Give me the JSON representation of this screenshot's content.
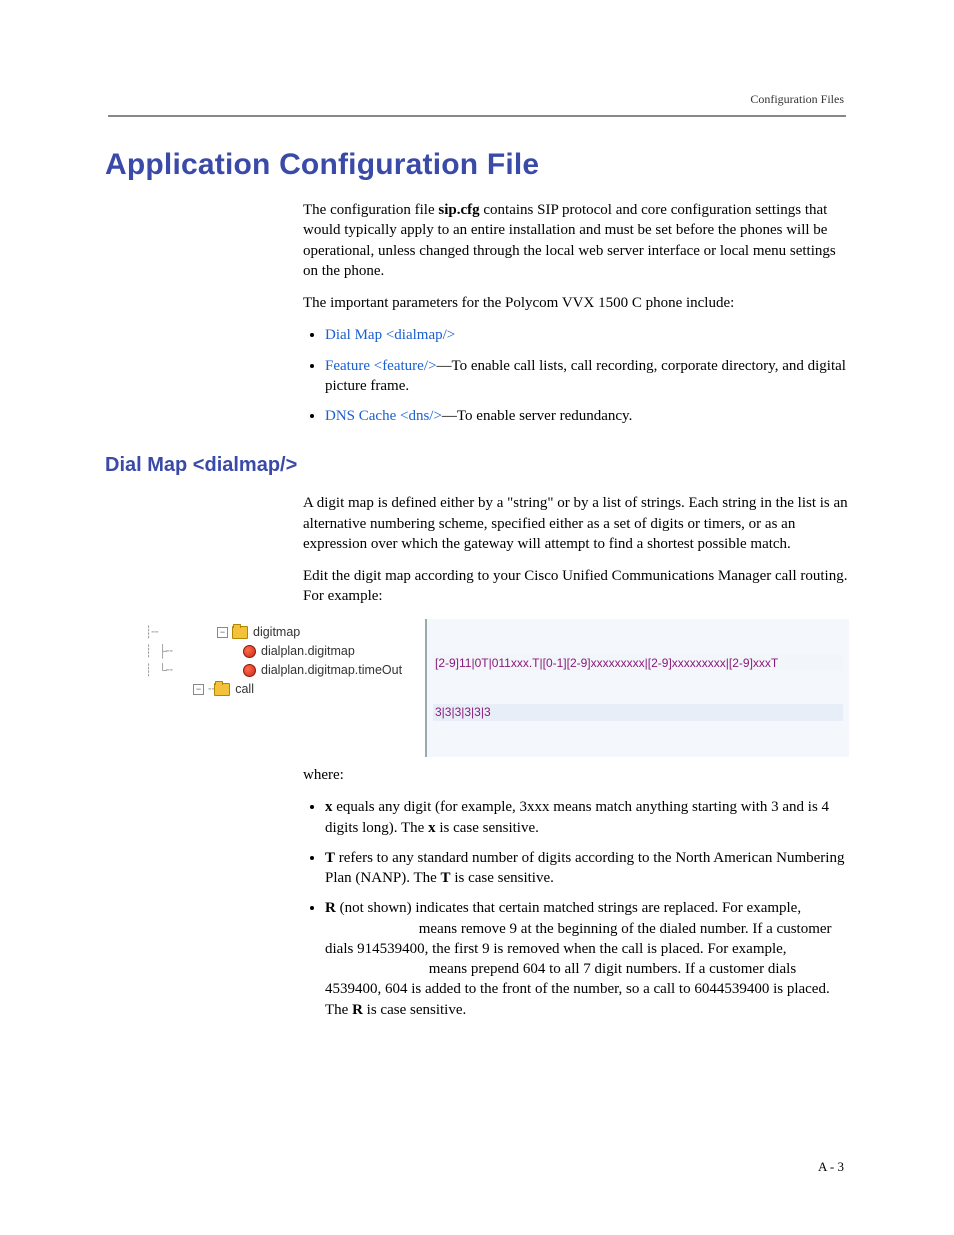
{
  "header": {
    "right": "Configuration Files"
  },
  "h1": "Application Configuration File",
  "intro": {
    "p1a": "The configuration file ",
    "p1_file": "sip.cfg",
    "p1b": " contains SIP protocol and core configuration settings that would typically apply to an entire installation and must be set before the phones will be operational, unless changed through the local web server interface or local menu settings on the phone.",
    "p2": "The important parameters for the Polycom VVX 1500 C phone include:"
  },
  "bullets1": {
    "b1_link": "Dial Map <dialmap/>",
    "b2_link": "Feature <feature/>",
    "b2_rest": "—To enable call lists, call recording, corporate directory, and digital picture frame.",
    "b3_link": "DNS Cache <dns/>",
    "b3_rest": "—To enable server redundancy."
  },
  "h2": "Dial Map <dialmap/>",
  "dial": {
    "p1": "A digit map is defined either by a \"string\" or by a list of strings. Each string in the list is an alternative numbering scheme, specified either as a set of digits or timers, or as an expression over which the gateway will attempt to find a shortest possible match.",
    "p2": "Edit the digit map according to your Cisco Unified Communications Manager call routing. For example:"
  },
  "tree": {
    "node1": "digitmap",
    "leaf1": "dialplan.digitmap",
    "leaf2": "dialplan.digitmap.timeOut",
    "node2": "call",
    "val_line1": "[2-9]11|0T|011xxx.T|[0-1][2-9]xxxxxxxxx|[2-9]xxxxxxxxx|[2-9]xxxT",
    "val_line2": "3|3|3|3|3|3"
  },
  "where": {
    "lead": "where:",
    "x_a": "x",
    "x_b": " equals any digit (for example, 3xxx means match anything starting with 3 and is 4 digits long). The ",
    "x_c": "x",
    "x_d": " is case sensitive.",
    "t_a": "T",
    "t_b": " refers to any standard number of digits according to the North American Numbering Plan (NANP). The ",
    "t_c": "T",
    "t_d": " is case sensitive.",
    "r_a": "R",
    "r_b": " (not shown) indicates that certain matched strings are replaced. For example, ",
    "r_c": " means remove 9 at the beginning of the dialed number. If a customer dials 914539400, the first 9 is removed when the call is placed. For example, ",
    "r_d": " means prepend 604 to all 7 digit numbers. If a customer dials 4539400, 604 is added to the front of the number, so a call to 6044539400 is placed. The ",
    "r_e": "R",
    "r_f": " is case sensitive."
  },
  "footer": {
    "page": "A - 3"
  }
}
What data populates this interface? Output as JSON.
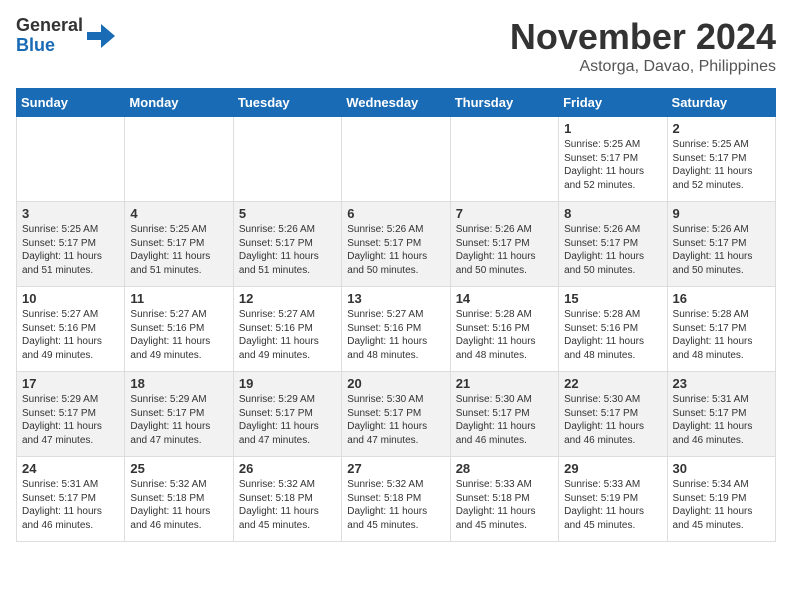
{
  "header": {
    "logo_general": "General",
    "logo_blue": "Blue",
    "month_title": "November 2024",
    "location": "Astorga, Davao, Philippines"
  },
  "weekdays": [
    "Sunday",
    "Monday",
    "Tuesday",
    "Wednesday",
    "Thursday",
    "Friday",
    "Saturday"
  ],
  "weeks": [
    [
      {
        "day": "",
        "content": ""
      },
      {
        "day": "",
        "content": ""
      },
      {
        "day": "",
        "content": ""
      },
      {
        "day": "",
        "content": ""
      },
      {
        "day": "",
        "content": ""
      },
      {
        "day": "1",
        "content": "Sunrise: 5:25 AM\nSunset: 5:17 PM\nDaylight: 11 hours\nand 52 minutes."
      },
      {
        "day": "2",
        "content": "Sunrise: 5:25 AM\nSunset: 5:17 PM\nDaylight: 11 hours\nand 52 minutes."
      }
    ],
    [
      {
        "day": "3",
        "content": "Sunrise: 5:25 AM\nSunset: 5:17 PM\nDaylight: 11 hours\nand 51 minutes."
      },
      {
        "day": "4",
        "content": "Sunrise: 5:25 AM\nSunset: 5:17 PM\nDaylight: 11 hours\nand 51 minutes."
      },
      {
        "day": "5",
        "content": "Sunrise: 5:26 AM\nSunset: 5:17 PM\nDaylight: 11 hours\nand 51 minutes."
      },
      {
        "day": "6",
        "content": "Sunrise: 5:26 AM\nSunset: 5:17 PM\nDaylight: 11 hours\nand 50 minutes."
      },
      {
        "day": "7",
        "content": "Sunrise: 5:26 AM\nSunset: 5:17 PM\nDaylight: 11 hours\nand 50 minutes."
      },
      {
        "day": "8",
        "content": "Sunrise: 5:26 AM\nSunset: 5:17 PM\nDaylight: 11 hours\nand 50 minutes."
      },
      {
        "day": "9",
        "content": "Sunrise: 5:26 AM\nSunset: 5:17 PM\nDaylight: 11 hours\nand 50 minutes."
      }
    ],
    [
      {
        "day": "10",
        "content": "Sunrise: 5:27 AM\nSunset: 5:16 PM\nDaylight: 11 hours\nand 49 minutes."
      },
      {
        "day": "11",
        "content": "Sunrise: 5:27 AM\nSunset: 5:16 PM\nDaylight: 11 hours\nand 49 minutes."
      },
      {
        "day": "12",
        "content": "Sunrise: 5:27 AM\nSunset: 5:16 PM\nDaylight: 11 hours\nand 49 minutes."
      },
      {
        "day": "13",
        "content": "Sunrise: 5:27 AM\nSunset: 5:16 PM\nDaylight: 11 hours\nand 48 minutes."
      },
      {
        "day": "14",
        "content": "Sunrise: 5:28 AM\nSunset: 5:16 PM\nDaylight: 11 hours\nand 48 minutes."
      },
      {
        "day": "15",
        "content": "Sunrise: 5:28 AM\nSunset: 5:16 PM\nDaylight: 11 hours\nand 48 minutes."
      },
      {
        "day": "16",
        "content": "Sunrise: 5:28 AM\nSunset: 5:17 PM\nDaylight: 11 hours\nand 48 minutes."
      }
    ],
    [
      {
        "day": "17",
        "content": "Sunrise: 5:29 AM\nSunset: 5:17 PM\nDaylight: 11 hours\nand 47 minutes."
      },
      {
        "day": "18",
        "content": "Sunrise: 5:29 AM\nSunset: 5:17 PM\nDaylight: 11 hours\nand 47 minutes."
      },
      {
        "day": "19",
        "content": "Sunrise: 5:29 AM\nSunset: 5:17 PM\nDaylight: 11 hours\nand 47 minutes."
      },
      {
        "day": "20",
        "content": "Sunrise: 5:30 AM\nSunset: 5:17 PM\nDaylight: 11 hours\nand 47 minutes."
      },
      {
        "day": "21",
        "content": "Sunrise: 5:30 AM\nSunset: 5:17 PM\nDaylight: 11 hours\nand 46 minutes."
      },
      {
        "day": "22",
        "content": "Sunrise: 5:30 AM\nSunset: 5:17 PM\nDaylight: 11 hours\nand 46 minutes."
      },
      {
        "day": "23",
        "content": "Sunrise: 5:31 AM\nSunset: 5:17 PM\nDaylight: 11 hours\nand 46 minutes."
      }
    ],
    [
      {
        "day": "24",
        "content": "Sunrise: 5:31 AM\nSunset: 5:17 PM\nDaylight: 11 hours\nand 46 minutes."
      },
      {
        "day": "25",
        "content": "Sunrise: 5:32 AM\nSunset: 5:18 PM\nDaylight: 11 hours\nand 46 minutes."
      },
      {
        "day": "26",
        "content": "Sunrise: 5:32 AM\nSunset: 5:18 PM\nDaylight: 11 hours\nand 45 minutes."
      },
      {
        "day": "27",
        "content": "Sunrise: 5:32 AM\nSunset: 5:18 PM\nDaylight: 11 hours\nand 45 minutes."
      },
      {
        "day": "28",
        "content": "Sunrise: 5:33 AM\nSunset: 5:18 PM\nDaylight: 11 hours\nand 45 minutes."
      },
      {
        "day": "29",
        "content": "Sunrise: 5:33 AM\nSunset: 5:19 PM\nDaylight: 11 hours\nand 45 minutes."
      },
      {
        "day": "30",
        "content": "Sunrise: 5:34 AM\nSunset: 5:19 PM\nDaylight: 11 hours\nand 45 minutes."
      }
    ]
  ]
}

> WHAT THIS TASK INVOLVES: Look through the entries above and list every line containing "according".

> EXERCISE ANSWER:
    "p2": "Edit the digit map according to your Cisco Unified Communications Manager call routing. For example:"
    "t_b": " refers to any standard number of digits according to the North American Numbering Plan (NANP). The ",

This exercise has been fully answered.